Work required: Restate the listing that follows word for word, without its pictures.

#####

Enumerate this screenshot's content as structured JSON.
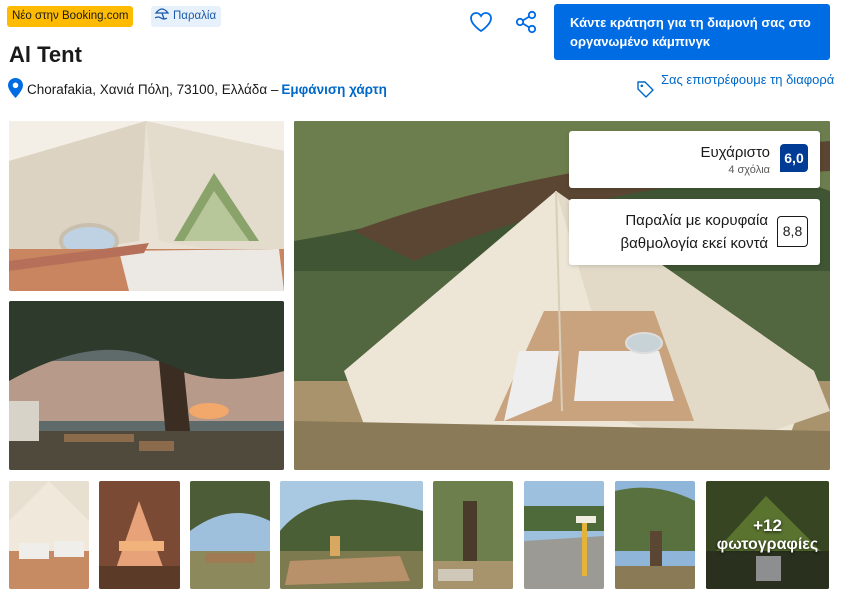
{
  "badges": {
    "new_on_booking": "Νέο στην Booking.com",
    "beach": "Παραλία"
  },
  "property": {
    "name": "Al Tent",
    "address": "Chorafakia, Χανιά Πόλη, 73100, Ελλάδα –",
    "map_link": "Εμφάνιση χάρτη"
  },
  "actions": {
    "reserve_label": "Κάντε κράτηση για τη διαμονή σας στο οργανωμένο κάμπινγκ",
    "price_match": "Σας επιστρέφουμε τη διαφορά",
    "favorite_icon": "heart-icon",
    "share_icon": "share-icon"
  },
  "rating": {
    "word": "Ευχάριστο",
    "reviews": "4 σχόλια",
    "score": "6,0"
  },
  "beach_rating": {
    "label": "Παραλία με κορυφαία βαθμολογία εκεί κοντά",
    "score": "8,8"
  },
  "gallery": {
    "more_count": "+12",
    "more_label": "φωτογραφίες"
  },
  "colors": {
    "brand_blue": "#006ce4",
    "score_dark_blue": "#003b95",
    "link_blue": "#0068c8",
    "badge_yellow": "#febb02"
  }
}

#####

Correct output:
Enumerate this screenshot's content as structured JSON.
{
  "badges": {
    "new_on_booking": "Νέο στην Booking.com",
    "beach": "Παραλία"
  },
  "property": {
    "name": "Al Tent",
    "address": "Chorafakia, Χανιά Πόλη, 73100, Ελλάδα –",
    "map_link": "Εμφάνιση χάρτη"
  },
  "actions": {
    "reserve_label": "Κάντε κράτηση για τη διαμονή σας στο οργανωμένο κάμπινγκ",
    "price_match": "Σας επιστρέφουμε τη διαφορά",
    "favorite_icon": "heart-icon",
    "share_icon": "share-icon"
  },
  "rating": {
    "word": "Ευχάριστο",
    "reviews": "4 σχόλια",
    "score": "6,0"
  },
  "beach_rating": {
    "label": "Παραλία με κορυφαία βαθμολογία εκεί κοντά",
    "score": "8,8"
  },
  "gallery": {
    "more_count": "+12",
    "more_label": "φωτογραφίες"
  },
  "colors": {
    "brand_blue": "#006ce4",
    "score_dark_blue": "#003b95",
    "link_blue": "#0068c8",
    "badge_yellow": "#febb02"
  }
}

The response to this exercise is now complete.